Return every record below exactly as written, but leave out the pictures.

══ Given entries

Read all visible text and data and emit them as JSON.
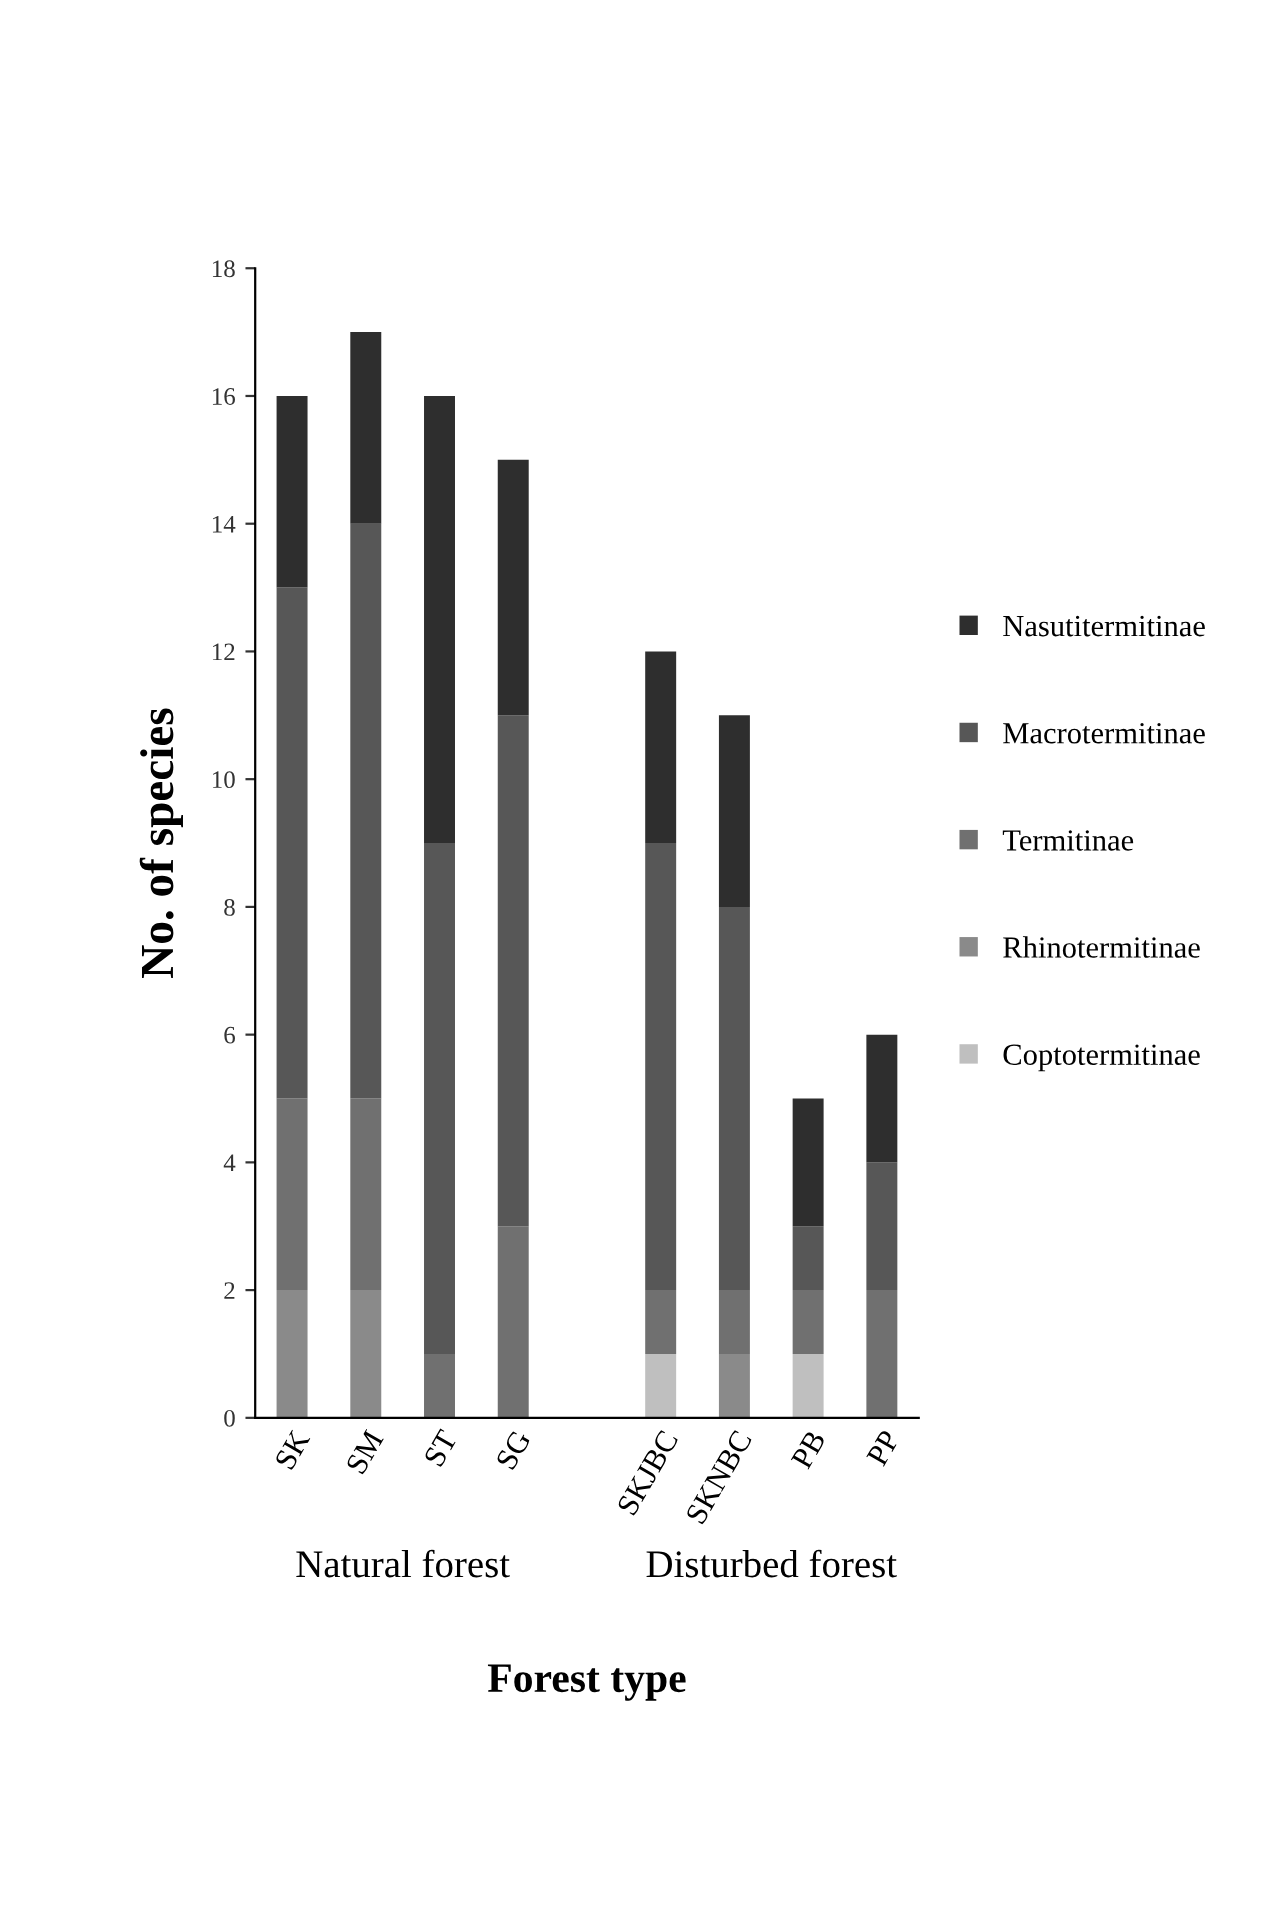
{
  "chart_data": {
    "type": "bar",
    "stacked": true,
    "xlabel": "Forest type",
    "ylabel": "No. of species",
    "categories": [
      "SK",
      "SM",
      "ST",
      "SG",
      null,
      "SKJBC",
      "SKNBC",
      "PB",
      "PP"
    ],
    "series": [
      {
        "name": "Coptotermitinae",
        "color": "#bfbfbf",
        "values": [
          0,
          0,
          0,
          0,
          null,
          1,
          0,
          1,
          0
        ]
      },
      {
        "name": "Rhinotermitinae",
        "color": "#8a8a8a",
        "values": [
          2,
          2,
          0,
          0,
          null,
          0,
          1,
          0,
          0
        ]
      },
      {
        "name": "Termitinae",
        "color": "#707070",
        "values": [
          3,
          3,
          1,
          3,
          null,
          1,
          1,
          1,
          2
        ]
      },
      {
        "name": "Macrotermitinae",
        "color": "#575757",
        "values": [
          8,
          9,
          8,
          8,
          null,
          7,
          6,
          1,
          2
        ]
      },
      {
        "name": "Nasutitermitinae",
        "color": "#2e2e2e",
        "values": [
          3,
          3,
          7,
          4,
          null,
          3,
          3,
          2,
          2
        ]
      }
    ],
    "ylim": [
      0,
      18
    ],
    "yticks": [
      0,
      2,
      4,
      6,
      8,
      10,
      12,
      14,
      16,
      18
    ],
    "grid": false,
    "legend": "right",
    "annotations": [
      "Natural forest",
      "Disturbed forest"
    ]
  }
}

════

**Task response:**
Read all visible text and data and emit them as JSON.
{
  "chart_data": {
    "type": "bar",
    "stacked": true,
    "xlabel": "Forest type",
    "ylabel": "No. of species",
    "categories": [
      "SK",
      "SM",
      "ST",
      "SG",
      null,
      "SKJBC",
      "SKNBC",
      "PB",
      "PP"
    ],
    "series": [
      {
        "name": "Coptotermitinae",
        "color": "#bfbfbf",
        "values": [
          0,
          0,
          0,
          0,
          null,
          1,
          0,
          1,
          0
        ]
      },
      {
        "name": "Rhinotermitinae",
        "color": "#8a8a8a",
        "values": [
          2,
          2,
          0,
          0,
          null,
          0,
          1,
          0,
          0
        ]
      },
      {
        "name": "Termitinae",
        "color": "#707070",
        "values": [
          3,
          3,
          1,
          3,
          null,
          1,
          1,
          1,
          2
        ]
      },
      {
        "name": "Macrotermitinae",
        "color": "#575757",
        "values": [
          8,
          9,
          8,
          8,
          null,
          7,
          6,
          1,
          2
        ]
      },
      {
        "name": "Nasutitermitinae",
        "color": "#2e2e2e",
        "values": [
          3,
          3,
          7,
          4,
          null,
          3,
          3,
          2,
          2
        ]
      }
    ],
    "ylim": [
      0,
      18
    ],
    "yticks": [
      0,
      2,
      4,
      6,
      8,
      10,
      12,
      14,
      16,
      18
    ],
    "grid": false,
    "legend": "right",
    "annotations": [
      "Natural forest",
      "Disturbed forest"
    ]
  }
}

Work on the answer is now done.